_TASK GOAL_
From the listing below, return each line that includes "דרוך".
═══ MATERIAL SUPPLIED ═══
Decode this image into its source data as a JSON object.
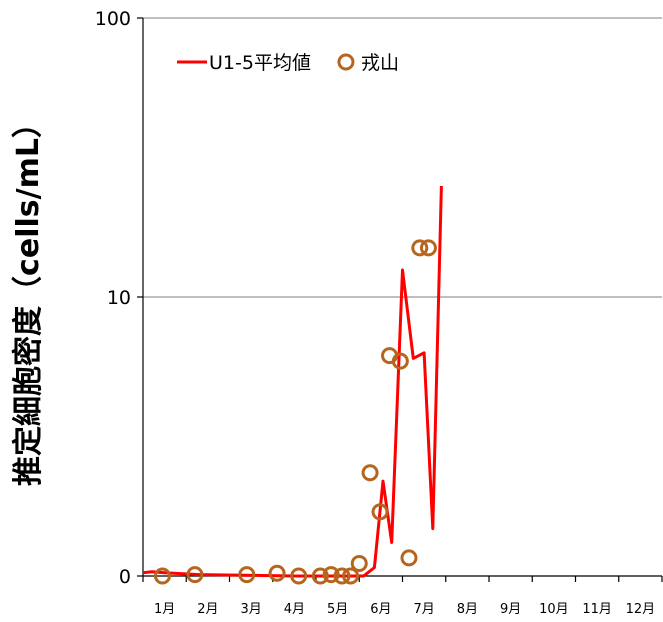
{
  "chart_data": {
    "type": "line",
    "ylabel": "推定細胞密度（cells/mL）",
    "yscale": "symlog",
    "ylim": [
      0,
      100
    ],
    "yticks": [
      {
        "value": 0,
        "label": "0"
      },
      {
        "value": 10,
        "label": "10"
      },
      {
        "value": 100,
        "label": "100"
      }
    ],
    "xlim": [
      0,
      12
    ],
    "xticks": [
      "1月",
      "2月",
      "3月",
      "4月",
      "5月",
      "6月",
      "7月",
      "8月",
      "9月",
      "10月",
      "11月",
      "12月"
    ],
    "grid": "horizontal",
    "legend": "top-left",
    "series": [
      {
        "name": "U1-5平均値",
        "kind": "line",
        "color": "#ff0000",
        "x": [
          0.0,
          0.2,
          0.5,
          1.3,
          2.6,
          3.5,
          4.6,
          5.1,
          5.35,
          5.55,
          5.75,
          6.0,
          6.25,
          6.5,
          6.7,
          6.9
        ],
        "y": [
          0.12,
          0.15,
          0.12,
          0.05,
          0.02,
          0.0,
          0.0,
          0.0,
          0.3,
          3.4,
          1.2,
          12.5,
          7.8,
          8.0,
          1.7,
          25.0
        ]
      },
      {
        "name": "戎山",
        "kind": "marker",
        "color": "#b5651d",
        "x": [
          0.45,
          1.2,
          2.4,
          3.1,
          3.6,
          4.1,
          4.35,
          4.6,
          4.8,
          5.0,
          5.25,
          5.48,
          5.7,
          5.95,
          6.15,
          6.4,
          6.6
        ],
        "y": [
          0.0,
          0.05,
          0.05,
          0.1,
          0.0,
          0.0,
          0.05,
          0.0,
          0.0,
          0.45,
          3.7,
          2.3,
          7.9,
          7.7,
          0.65,
          15.0,
          15.0
        ]
      }
    ]
  }
}
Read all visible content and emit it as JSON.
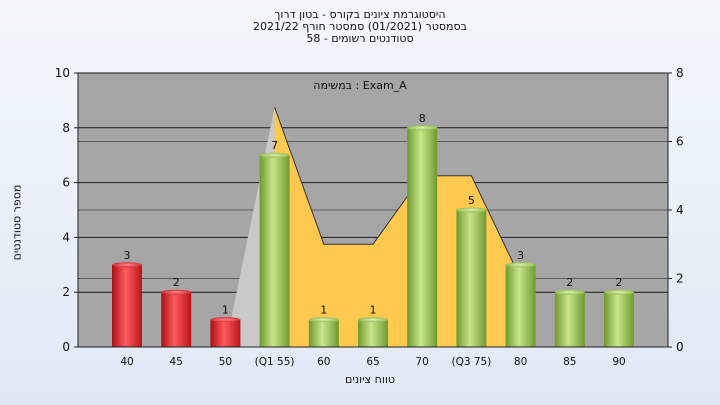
{
  "title_lines": [
    "היסטוגרמת ציונים בקורס - בטון דרוך",
    "בסמסטר  (01/2021)  סמסטר חורף 2021/22",
    "סטודנטים רשומים - 58"
  ],
  "annotation": "במשימה : Exam_A",
  "colors": {
    "bar_low": "#e0252b",
    "bar_high": "#94c04a",
    "area": "#ffc84f",
    "area_left": "#c9c9c9",
    "plot_bg": "#a6a6a6"
  },
  "chart_data": {
    "type": "bar",
    "title": "היסטוגרמת ציונים בקורס - בטון דרוך",
    "xlabel": "טווח ציונים",
    "ylabel": "מספר סטודנטים",
    "categories": [
      "40",
      "45",
      "50",
      "(Q1 55)",
      "60",
      "65",
      "70",
      "(Q3 75)",
      "80",
      "85",
      "90"
    ],
    "values": [
      3,
      2,
      1,
      7,
      1,
      1,
      8,
      5,
      3,
      2,
      2
    ],
    "bar_colors": [
      "red",
      "red",
      "red",
      "green",
      "green",
      "green",
      "green",
      "green",
      "green",
      "green",
      "green"
    ],
    "ylim": [
      0,
      10
    ],
    "yticks": [
      0,
      2,
      4,
      6,
      8,
      10
    ],
    "y2lim": [
      0,
      8
    ],
    "y2ticks": [
      0,
      2,
      4,
      6,
      8
    ],
    "secondary_area": {
      "x": [
        "50",
        "(Q1 55)",
        "60",
        "65",
        "70",
        "(Q3 75)",
        "80"
      ],
      "values": [
        0,
        7,
        3,
        3,
        5,
        5,
        2
      ]
    },
    "grid": true
  }
}
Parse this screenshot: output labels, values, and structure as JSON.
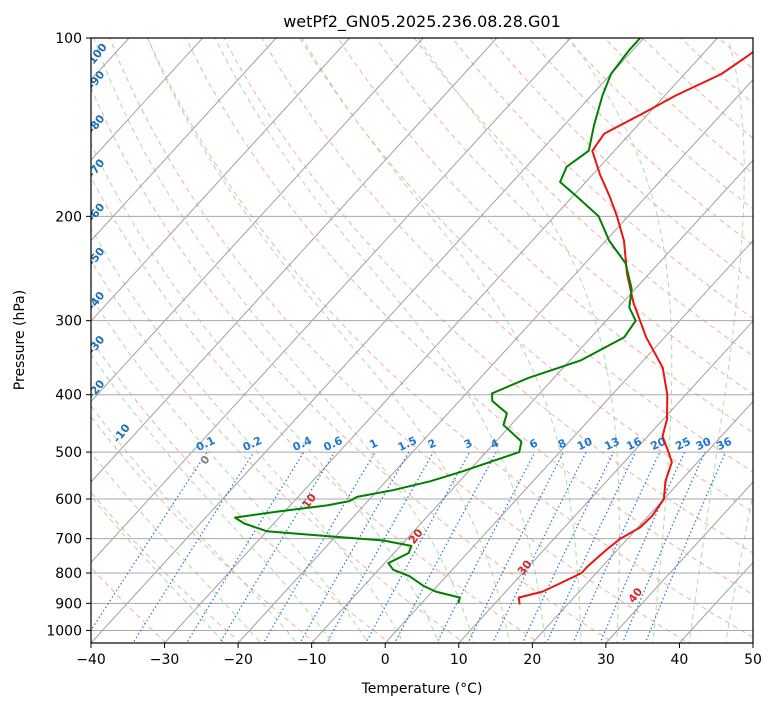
{
  "chart_data": {
    "type": "line",
    "subtype": "skew-T log-P diagram",
    "title": "wetPf2_GN05.2025.236.08.28.G01",
    "xlabel": "Temperature (°C)",
    "ylabel": "Pressure (hPa)",
    "xlim": [
      -40,
      50
    ],
    "ylim": [
      1050,
      100
    ],
    "yscale": "log",
    "grid": true,
    "x_ticks": [
      "−40",
      "−30",
      "−20",
      "−10",
      "0",
      "10",
      "20",
      "30",
      "40",
      "50"
    ],
    "y_ticks": [
      "100",
      "200",
      "300",
      "400",
      "500",
      "600",
      "700",
      "800",
      "900",
      "1000"
    ],
    "series": [
      {
        "key": "temperature",
        "color": "#e8160f",
        "points": [
          [
            904,
            13.5
          ],
          [
            880,
            12.5
          ],
          [
            860,
            15.0
          ],
          [
            830,
            16.5
          ],
          [
            800,
            18.0
          ],
          [
            780,
            18.0
          ],
          [
            760,
            18.2
          ],
          [
            730,
            18.5
          ],
          [
            700,
            19.0
          ],
          [
            670,
            20.3
          ],
          [
            640,
            20.5
          ],
          [
            600,
            20.0
          ],
          [
            560,
            18.0
          ],
          [
            520,
            16.5
          ],
          [
            500,
            14.8
          ],
          [
            470,
            12.0
          ],
          [
            440,
            10.5
          ],
          [
            400,
            7.5
          ],
          [
            360,
            3.5
          ],
          [
            320,
            -2.5
          ],
          [
            280,
            -8.5
          ],
          [
            250,
            -13.0
          ],
          [
            220,
            -17.5
          ],
          [
            200,
            -21.5
          ],
          [
            185,
            -25.0
          ],
          [
            170,
            -29.0
          ],
          [
            155,
            -33.0
          ],
          [
            145,
            -33.5
          ],
          [
            135,
            -31.0
          ],
          [
            125,
            -28.5
          ],
          [
            115,
            -25.0
          ],
          [
            108,
            -23.8
          ],
          [
            100,
            -22.5
          ]
        ]
      },
      {
        "key": "dewpoint",
        "color": "#008000",
        "points": [
          [
            900,
            5.0
          ],
          [
            880,
            4.5
          ],
          [
            860,
            0.5
          ],
          [
            840,
            -2.0
          ],
          [
            810,
            -5.0
          ],
          [
            790,
            -8.0
          ],
          [
            770,
            -9.5
          ],
          [
            740,
            -8.0
          ],
          [
            720,
            -8.5
          ],
          [
            705,
            -13.0
          ],
          [
            695,
            -20.0
          ],
          [
            680,
            -30.0
          ],
          [
            660,
            -34.0
          ],
          [
            645,
            -36.0
          ],
          [
            630,
            -31.0
          ],
          [
            615,
            -25.0
          ],
          [
            605,
            -22.5
          ],
          [
            595,
            -22.0
          ],
          [
            580,
            -18.0
          ],
          [
            560,
            -14.0
          ],
          [
            540,
            -11.0
          ],
          [
            500,
            -5.5
          ],
          [
            480,
            -6.5
          ],
          [
            450,
            -11.0
          ],
          [
            430,
            -12.0
          ],
          [
            410,
            -15.5
          ],
          [
            398,
            -16.5
          ],
          [
            375,
            -13.5
          ],
          [
            350,
            -8.5
          ],
          [
            320,
            -5.5
          ],
          [
            300,
            -6.0
          ],
          [
            285,
            -8.5
          ],
          [
            265,
            -10.5
          ],
          [
            240,
            -14.5
          ],
          [
            220,
            -19.5
          ],
          [
            200,
            -24.0
          ],
          [
            185,
            -29.5
          ],
          [
            175,
            -33.5
          ],
          [
            165,
            -34.5
          ],
          [
            155,
            -33.5
          ],
          [
            140,
            -36.0
          ],
          [
            125,
            -38.5
          ],
          [
            115,
            -40.0
          ],
          [
            105,
            -40.5
          ],
          [
            100,
            -40.5
          ]
        ]
      }
    ],
    "dry_adiabat_labels": [
      "-100",
      "-90",
      "-80",
      "-70",
      "-60",
      "-50",
      "-40",
      "-30",
      "-20",
      "-10",
      "0",
      "10",
      "20",
      "30",
      "40"
    ],
    "mixing_ratio_labels": [
      "0.1",
      "0.2",
      "0.4",
      "0.6",
      "1",
      "1.5",
      "2",
      "3",
      "4",
      "6",
      "8",
      "10",
      "13",
      "16",
      "20",
      "25",
      "30",
      "36"
    ],
    "colors": {
      "isotherm": "#a0a0a0",
      "isobar": "#a8a8a8",
      "dry_adiabat": "#f5b0a0",
      "moist_adiabat": "#9dd39d",
      "mixing_ratio": "#1f77d4",
      "dry_label_cold": "#1f6fb4",
      "dry_label_warm": "#d62728",
      "dry_label_zero": "#808080"
    }
  }
}
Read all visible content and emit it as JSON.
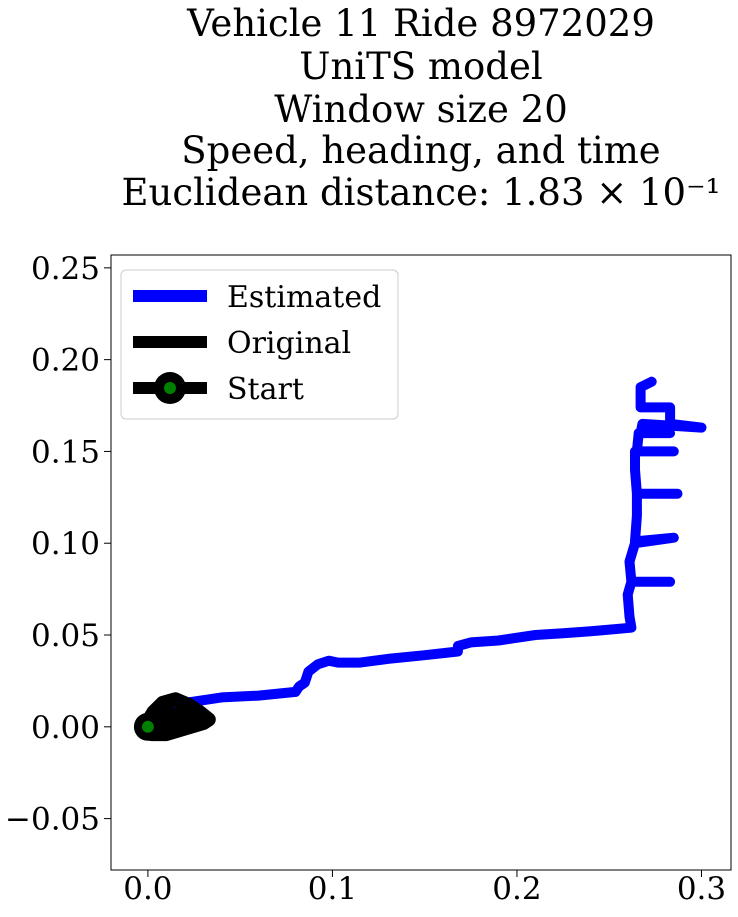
{
  "chart_data": {
    "type": "line",
    "title_lines": [
      "Vehicle 11 Ride 8972029",
      "UniTS model",
      "Window size 20",
      "Speed, heading, and time",
      "Euclidean distance: 1.83 × 10⁻¹"
    ],
    "xlabel": "",
    "ylabel": "",
    "xlim": [
      -0.02,
      0.316
    ],
    "ylim": [
      -0.078,
      0.257
    ],
    "xticks": [
      0.0,
      0.1,
      0.2,
      0.3
    ],
    "xtick_labels": [
      "0.0",
      "0.1",
      "0.2",
      "0.3"
    ],
    "yticks": [
      -0.05,
      0.0,
      0.05,
      0.1,
      0.15,
      0.2,
      0.25
    ],
    "ytick_labels": [
      "−0.05",
      "0.00",
      "0.05",
      "0.10",
      "0.15",
      "0.20",
      "0.25"
    ],
    "grid": false,
    "legend_position": "upper-left",
    "legend": [
      {
        "label": "Estimated",
        "color": "#0000ff",
        "marker": "none"
      },
      {
        "label": "Original",
        "color": "#000000",
        "marker": "none"
      },
      {
        "label": "Start",
        "color": "#000000",
        "marker": "circle",
        "marker_face": "#008000"
      }
    ],
    "series": [
      {
        "name": "Estimated",
        "color": "#0000ff",
        "points": [
          [
            0.01,
            0.005
          ],
          [
            0.015,
            0.01
          ],
          [
            0.02,
            0.013
          ],
          [
            0.04,
            0.016
          ],
          [
            0.06,
            0.017
          ],
          [
            0.08,
            0.019
          ],
          [
            0.082,
            0.022
          ],
          [
            0.085,
            0.024
          ],
          [
            0.087,
            0.03
          ],
          [
            0.092,
            0.034
          ],
          [
            0.098,
            0.036
          ],
          [
            0.103,
            0.035
          ],
          [
            0.115,
            0.035
          ],
          [
            0.13,
            0.037
          ],
          [
            0.15,
            0.039
          ],
          [
            0.168,
            0.041
          ],
          [
            0.168,
            0.044
          ],
          [
            0.175,
            0.046
          ],
          [
            0.19,
            0.047
          ],
          [
            0.21,
            0.05
          ],
          [
            0.225,
            0.051
          ],
          [
            0.24,
            0.052
          ],
          [
            0.262,
            0.054
          ],
          [
            0.261,
            0.06
          ],
          [
            0.26,
            0.072
          ],
          [
            0.262,
            0.079
          ],
          [
            0.283,
            0.079
          ],
          [
            0.262,
            0.079
          ],
          [
            0.261,
            0.09
          ],
          [
            0.264,
            0.1
          ],
          [
            0.285,
            0.103
          ],
          [
            0.264,
            0.101
          ],
          [
            0.265,
            0.115
          ],
          [
            0.265,
            0.127
          ],
          [
            0.287,
            0.127
          ],
          [
            0.265,
            0.127
          ],
          [
            0.264,
            0.14
          ],
          [
            0.264,
            0.15
          ],
          [
            0.285,
            0.15
          ],
          [
            0.265,
            0.15
          ],
          [
            0.266,
            0.16
          ],
          [
            0.283,
            0.16
          ],
          [
            0.267,
            0.16
          ],
          [
            0.268,
            0.165
          ],
          [
            0.3,
            0.163
          ],
          [
            0.283,
            0.165
          ],
          [
            0.283,
            0.174
          ],
          [
            0.267,
            0.174
          ],
          [
            0.267,
            0.185
          ],
          [
            0.273,
            0.188
          ]
        ]
      },
      {
        "name": "Original",
        "color": "#000000",
        "points": [
          [
            0.0,
            0.0
          ],
          [
            0.002,
            -0.004
          ],
          [
            0.01,
            -0.004
          ],
          [
            0.02,
            -0.001
          ],
          [
            0.03,
            0.002
          ],
          [
            0.033,
            0.004
          ],
          [
            0.028,
            0.008
          ],
          [
            0.022,
            0.012
          ],
          [
            0.015,
            0.015
          ],
          [
            0.008,
            0.013
          ],
          [
            0.003,
            0.008
          ],
          [
            0.0,
            0.003
          ],
          [
            0.0,
            0.0
          ],
          [
            0.004,
            0.004
          ],
          [
            0.012,
            0.007
          ],
          [
            0.024,
            0.006
          ],
          [
            0.03,
            0.003
          ],
          [
            0.018,
            0.001
          ],
          [
            0.008,
            0.001
          ],
          [
            0.002,
            -0.002
          ]
        ]
      }
    ],
    "start": {
      "x": 0.0,
      "y": 0.0,
      "color": "#008000"
    }
  }
}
═══
_FULL RESPONSE_
    "היסטוגרמת ציונים בקורס - בטון דרוך",
    "title": "היסטוגרמת ציונים בקורס - בטון דרוך",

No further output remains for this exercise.